» Exercise task
Convert the items from their first line through the line containing "measurement-cell: 14/16 <box>668", both ends included, into a Markdown table with a "No." column holding a row number and a "Text" column holding the line, and leave out any blank lines.

» Stored data
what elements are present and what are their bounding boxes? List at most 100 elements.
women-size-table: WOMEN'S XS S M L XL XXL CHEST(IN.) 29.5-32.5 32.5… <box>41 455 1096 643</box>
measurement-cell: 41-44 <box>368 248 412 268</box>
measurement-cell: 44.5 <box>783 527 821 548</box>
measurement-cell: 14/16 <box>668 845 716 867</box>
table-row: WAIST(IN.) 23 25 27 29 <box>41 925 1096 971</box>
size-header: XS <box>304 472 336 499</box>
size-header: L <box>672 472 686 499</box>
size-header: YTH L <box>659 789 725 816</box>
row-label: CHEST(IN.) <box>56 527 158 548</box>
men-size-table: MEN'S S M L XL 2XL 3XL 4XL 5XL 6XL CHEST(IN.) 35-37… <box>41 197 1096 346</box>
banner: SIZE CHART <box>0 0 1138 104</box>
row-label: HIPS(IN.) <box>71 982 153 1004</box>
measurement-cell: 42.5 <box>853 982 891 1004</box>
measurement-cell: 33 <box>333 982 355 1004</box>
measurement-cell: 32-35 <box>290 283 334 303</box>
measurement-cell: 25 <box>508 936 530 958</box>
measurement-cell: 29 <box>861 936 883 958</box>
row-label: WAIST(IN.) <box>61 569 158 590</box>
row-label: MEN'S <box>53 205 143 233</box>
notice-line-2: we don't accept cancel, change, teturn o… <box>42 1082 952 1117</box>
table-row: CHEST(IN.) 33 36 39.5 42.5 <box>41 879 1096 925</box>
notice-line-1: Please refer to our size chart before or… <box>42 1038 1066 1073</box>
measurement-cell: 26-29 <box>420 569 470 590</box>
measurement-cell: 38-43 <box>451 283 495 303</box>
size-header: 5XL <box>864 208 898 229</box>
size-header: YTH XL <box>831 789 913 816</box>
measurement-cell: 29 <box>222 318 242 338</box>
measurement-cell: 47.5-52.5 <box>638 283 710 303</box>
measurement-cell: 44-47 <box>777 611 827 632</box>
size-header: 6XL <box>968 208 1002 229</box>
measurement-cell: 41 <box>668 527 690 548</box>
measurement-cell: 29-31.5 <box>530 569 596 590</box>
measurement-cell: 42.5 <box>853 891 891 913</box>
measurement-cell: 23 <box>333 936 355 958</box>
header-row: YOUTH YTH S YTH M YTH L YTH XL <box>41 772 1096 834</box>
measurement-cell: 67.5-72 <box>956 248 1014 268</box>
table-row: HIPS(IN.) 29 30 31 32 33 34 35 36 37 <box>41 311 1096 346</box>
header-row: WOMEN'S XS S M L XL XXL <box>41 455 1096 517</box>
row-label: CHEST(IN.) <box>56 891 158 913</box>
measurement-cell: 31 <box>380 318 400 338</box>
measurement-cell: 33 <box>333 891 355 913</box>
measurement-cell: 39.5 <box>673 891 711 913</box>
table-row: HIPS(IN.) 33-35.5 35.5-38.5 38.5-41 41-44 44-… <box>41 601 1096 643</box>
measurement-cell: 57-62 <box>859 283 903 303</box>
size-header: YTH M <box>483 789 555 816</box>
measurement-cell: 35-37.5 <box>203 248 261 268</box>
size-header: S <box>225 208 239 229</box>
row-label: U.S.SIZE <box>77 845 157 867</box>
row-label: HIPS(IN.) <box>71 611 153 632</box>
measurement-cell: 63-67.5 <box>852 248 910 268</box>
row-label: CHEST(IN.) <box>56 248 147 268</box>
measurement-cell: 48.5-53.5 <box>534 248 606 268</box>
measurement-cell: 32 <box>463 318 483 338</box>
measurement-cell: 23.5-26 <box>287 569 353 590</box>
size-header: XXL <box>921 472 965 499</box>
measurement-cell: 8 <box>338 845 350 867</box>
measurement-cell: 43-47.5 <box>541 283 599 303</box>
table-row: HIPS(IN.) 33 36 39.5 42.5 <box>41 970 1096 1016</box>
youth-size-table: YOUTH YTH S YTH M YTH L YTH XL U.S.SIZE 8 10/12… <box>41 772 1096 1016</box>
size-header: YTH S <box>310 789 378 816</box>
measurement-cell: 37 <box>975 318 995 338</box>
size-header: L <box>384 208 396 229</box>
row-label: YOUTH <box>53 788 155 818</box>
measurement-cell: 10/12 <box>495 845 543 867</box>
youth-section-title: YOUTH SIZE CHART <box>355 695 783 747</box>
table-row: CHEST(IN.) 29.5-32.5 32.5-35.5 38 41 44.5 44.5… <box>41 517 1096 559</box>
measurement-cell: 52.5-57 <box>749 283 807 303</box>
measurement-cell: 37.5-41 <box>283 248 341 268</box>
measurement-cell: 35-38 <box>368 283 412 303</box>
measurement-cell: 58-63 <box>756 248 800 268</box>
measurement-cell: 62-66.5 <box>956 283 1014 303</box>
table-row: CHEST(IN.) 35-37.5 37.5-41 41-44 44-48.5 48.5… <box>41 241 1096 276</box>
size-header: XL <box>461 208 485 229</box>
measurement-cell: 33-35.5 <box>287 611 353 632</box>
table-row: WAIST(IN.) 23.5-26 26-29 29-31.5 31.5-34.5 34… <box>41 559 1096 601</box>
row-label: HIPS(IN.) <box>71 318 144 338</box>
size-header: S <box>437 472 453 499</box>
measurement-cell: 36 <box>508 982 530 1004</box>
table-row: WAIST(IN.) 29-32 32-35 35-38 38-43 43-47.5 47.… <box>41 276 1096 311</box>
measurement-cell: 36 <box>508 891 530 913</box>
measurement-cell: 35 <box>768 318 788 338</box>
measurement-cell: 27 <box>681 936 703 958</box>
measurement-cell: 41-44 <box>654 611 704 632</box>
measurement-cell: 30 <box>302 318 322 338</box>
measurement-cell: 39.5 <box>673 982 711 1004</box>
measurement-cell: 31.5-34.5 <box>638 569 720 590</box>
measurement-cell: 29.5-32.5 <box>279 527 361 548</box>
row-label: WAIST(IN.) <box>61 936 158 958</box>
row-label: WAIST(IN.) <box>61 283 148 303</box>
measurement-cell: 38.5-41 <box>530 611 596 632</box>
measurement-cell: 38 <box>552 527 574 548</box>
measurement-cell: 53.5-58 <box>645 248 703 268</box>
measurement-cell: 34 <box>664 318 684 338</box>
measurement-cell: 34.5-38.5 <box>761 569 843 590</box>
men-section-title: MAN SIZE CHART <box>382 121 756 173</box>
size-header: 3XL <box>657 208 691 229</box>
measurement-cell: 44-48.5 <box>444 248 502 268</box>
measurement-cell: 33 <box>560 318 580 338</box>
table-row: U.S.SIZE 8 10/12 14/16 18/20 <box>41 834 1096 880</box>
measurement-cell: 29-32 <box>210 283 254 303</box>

» Solved exercise
| No. | Text |
|---|---|
| 1 | what elements are present and what are their bounding boxes? List at most 100 elements. |
| 2 | women-size-table: WOMEN'S XS S M L XL XXL CHEST(IN.) 29.5-32.5 32.5… <box>41 455 1096 643</box> |
| 3 | measurement-cell: 41-44 <box>368 248 412 268</box> |
| 4 | measurement-cell: 44.5 <box>783 527 821 548</box> |
| 5 | measurement-cell: 14/16 <box>668 845 716 867</box> |